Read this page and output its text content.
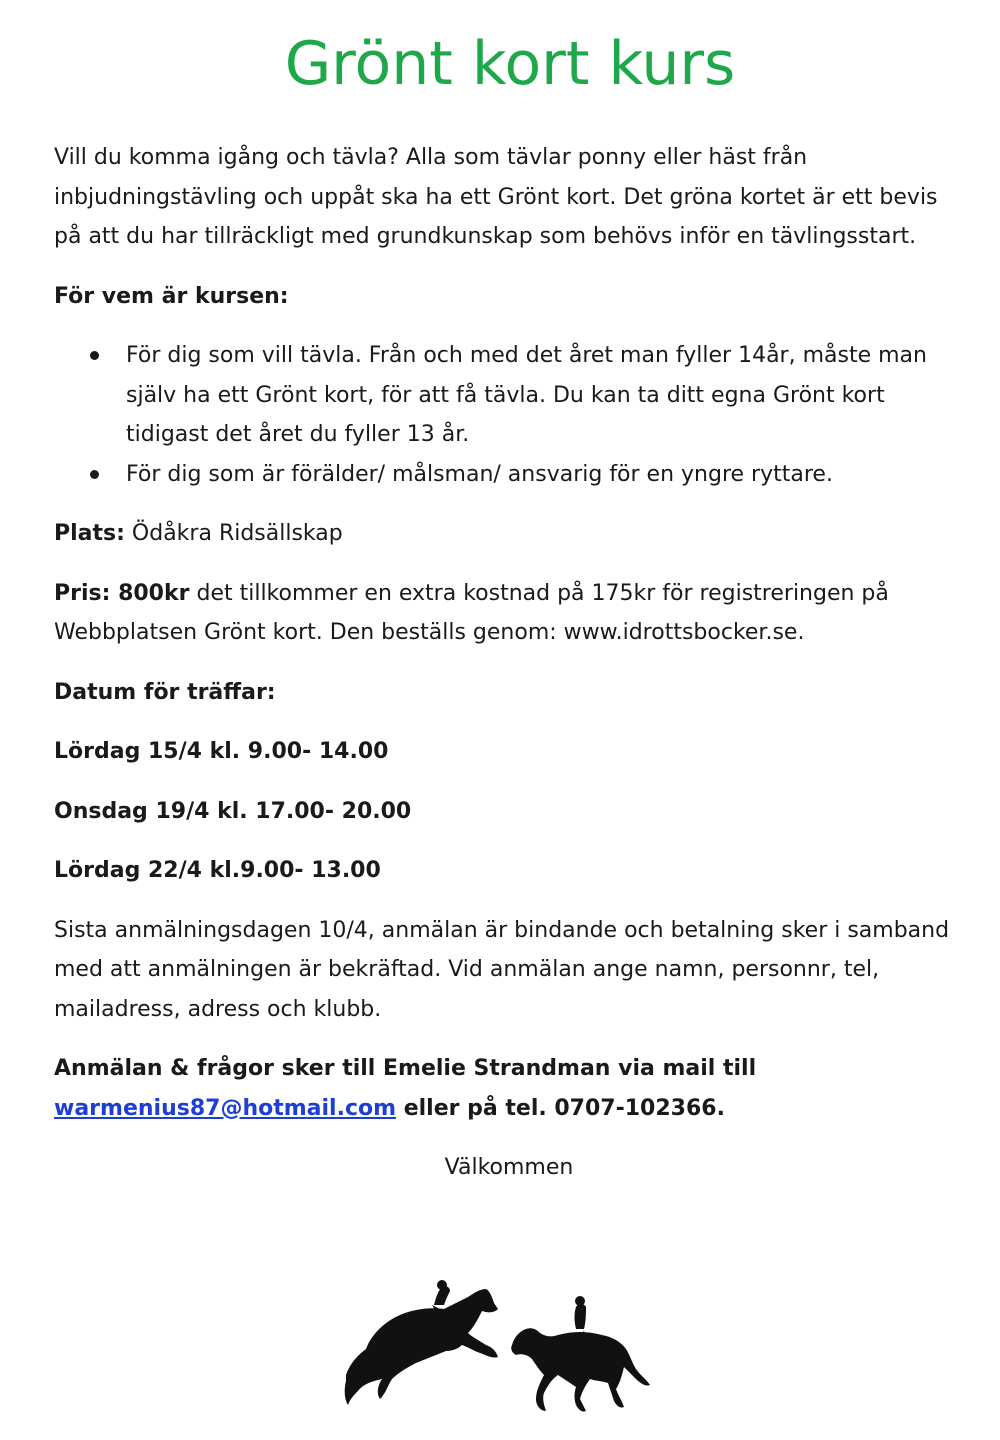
Grönt kort kurs

Vill du komma igång och tävla? Alla som tävlar ponny eller häst från inbjudningstävling och uppåt ska ha ett Grönt kort. Det gröna kortet är ett bevis på att du har tillräckligt med grundkunskap som behövs inför en tävlingsstart.

För vem är kursen:

För dig som vill tävla. Från och med det året man fyller 14år, måste man själv ha ett Grönt kort, för att få tävla. Du kan ta ditt egna Grönt kort tidigast det året du fyller 13 år.
För dig som är förälder/ målsman/ ansvarig för en yngre ryttare.

Plats: Ödåkra Ridsällskap

Pris: 800kr det tillkommer en extra kostnad på 175kr för registreringen på Webbplatsen Grönt kort. Den beställs genom: www.idrottsbocker.se.

Datum för träffar:

Lördag 15/4 kl. 9.00- 14.00

Onsdag 19/4 kl. 17.00- 20.00

Lördag 22/4 kl.9.00- 13.00

Sista anmälningsdagen 10/4, anmälan är bindande och betalning sker i samband med att anmälningen är bekräftad. Vid anmälan ange namn, personnr, tel, mailadress, adress och klubb.

Anmälan & frågor sker till Emelie Strandman via mail till
warmenius87@hotmail.com eller på tel. 0707-102366.

Välkommen
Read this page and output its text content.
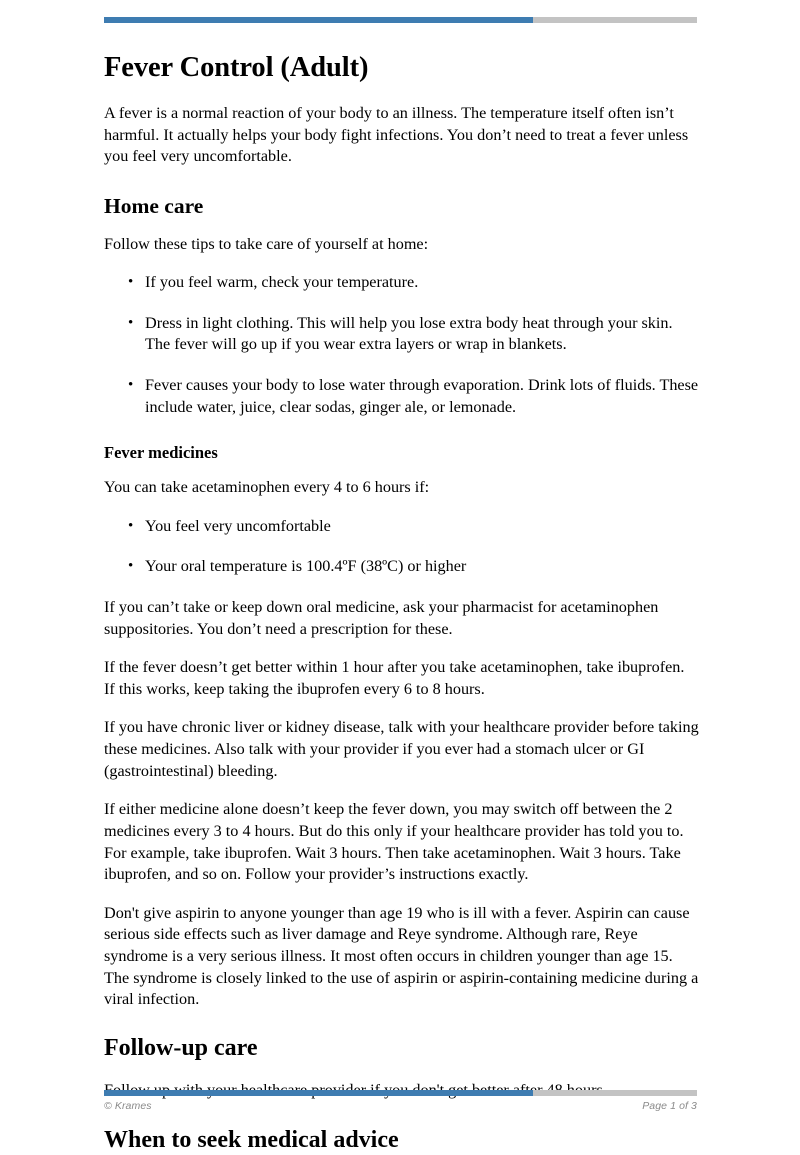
Fever Control (Adult)

A fever is a normal reaction of your body to an illness. The temperature itself often isn’t harmful. It actually helps your body fight infections. You don’t need to treat a fever unless you feel very uncomfortable.

Home care

Follow these tips to take care of yourself at home:

• If you feel warm, check your temperature.
• Dress in light clothing. This will help you lose extra body heat through your skin. The fever will go up if you wear extra layers or wrap in blankets.
• Fever causes your body to lose water through evaporation. Drink lots of fluids. These include water, juice, clear sodas, ginger ale, or lemonade.
Fever medicines

You can take acetaminophen every 4 to 6 hours if:

• You feel very uncomfortable
• Your oral temperature is 100.4ºF (38ºC) or higher

If you can’t take or keep down oral medicine, ask your pharmacist for acetaminophen suppositories. You don’t need a prescription for these.

If the fever doesn’t get better within 1 hour after you take acetaminophen, take ibuprofen. If this works, keep taking the ibuprofen every 6 to 8 hours.

If you have chronic liver or kidney disease, talk with your healthcare provider before taking these medicines. Also talk with your provider if you ever had a stomach ulcer or GI (gastrointestinal) bleeding.

If either medicine alone doesn’t keep the fever down, you may switch off between the 2 medicines every 3 to 4 hours. But do this only if your healthcare provider has told you to. For example, take ibuprofen. Wait 3 hours. Then take acetaminophen. Wait 3 hours. Take ibuprofen, and so on. Follow your provider’s instructions exactly.

Don't give aspirin to anyone younger than age 19 who is ill with a fever. Aspirin can cause serious side effects such as liver damage and Reye syndrome. Although rare, Reye syndrome is a very serious illness. It most often occurs in children younger than age 15. The syndrome is closely linked to the use of aspirin or aspirin-containing medicine during a viral infection.

Follow-up care

When to seek medical advice
© Krames	Page 1 of 3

## WORK REQUEST
I would like the material above returned exactly as it stands, without its pictures.

## PROBLEM SOLUTION
Read this page and output its text content.
Grönt kort kurs

Vill du komma igång och tävla? Alla som tävlar ponny eller häst från inbjudningstävling och uppåt ska ha ett Grönt kort. Det gröna kortet är ett bevis på att du har tillräckligt med grundkunskap som behövs inför en tävlingsstart.

För vem är kursen:

För dig som vill tävla. Från och med det året man fyller 14år, måste man själv ha ett Grönt kort, för att få tävla. Du kan ta ditt egna Grönt kort tidigast det året du fyller 13 år.
För dig som är förälder/ målsman/ ansvarig för en yngre ryttare.

Plats: Ödåkra Ridsällskap

Pris: 800kr det tillkommer en extra kostnad på 175kr för registreringen på Webbplatsen Grönt kort. Den beställs genom: www.idrottsbocker.se.

Datum för träffar:

Lördag 15/4 kl. 9.00- 14.00

Onsdag 19/4 kl. 17.00- 20.00

Lördag 22/4 kl.9.00- 13.00

Sista anmälningsdagen 10/4, anmälan är bindande och betalning sker i samband med att anmälningen är bekräftad. Vid anmälan ange namn, personnr, tel, mailadress, adress och klubb.

Anmälan & frågor sker till Emelie Strandman via mail till
warmenius87@hotmail.com eller på tel. 0707-102366.

Välkommen
Read this page and output its text content.
Fever Control (Adult)

A fever is a normal reaction of your body to an illness. The temperature itself often isn’t harmful. It actually helps your body fight infections. You don’t need to treat a fever unless you feel very uncomfortable.

Home care

Follow these tips to take care of yourself at home:

• If you feel warm, check your temperature.
• Dress in light clothing. This will help you lose extra body heat through your skin. The fever will go up if you wear extra layers or wrap in blankets.
• Fever causes your body to lose water through evaporation. Drink lots of fluids. These include water, juice, clear sodas, ginger ale, or lemonade.
Fever medicines

You can take acetaminophen every 4 to 6 hours if:

• You feel very uncomfortable
• Your oral temperature is 100.4ºF (38ºC) or higher

If you can’t take or keep down oral medicine, ask your pharmacist for acetaminophen suppositories. You don’t need a prescription for these.

If the fever doesn’t get better within 1 hour after you take acetaminophen, take ibuprofen. If this works, keep taking the ibuprofen every 6 to 8 hours.

If you have chronic liver or kidney disease, talk with your healthcare provider before taking these medicines. Also talk with your provider if you ever had a stomach ulcer or GI (gastrointestinal) bleeding.

If either medicine alone doesn’t keep the fever down, you may switch off between the 2 medicines every 3 to 4 hours. But do this only if your healthcare provider has told you to. For example, take ibuprofen. Wait 3 hours. Then take acetaminophen. Wait 3 hours. Take ibuprofen, and so on. Follow your provider’s instructions exactly.

Don't give aspirin to anyone younger than age 19 who is ill with a fever. Aspirin can cause serious side effects such as liver damage and Reye syndrome. Although rare, Reye syndrome is a very serious illness. It most often occurs in children younger than age 15. The syndrome is closely linked to the use of aspirin or aspirin-containing medicine during a viral infection.

Follow-up care

When to seek medical advice
© Krames	Page 1 of 3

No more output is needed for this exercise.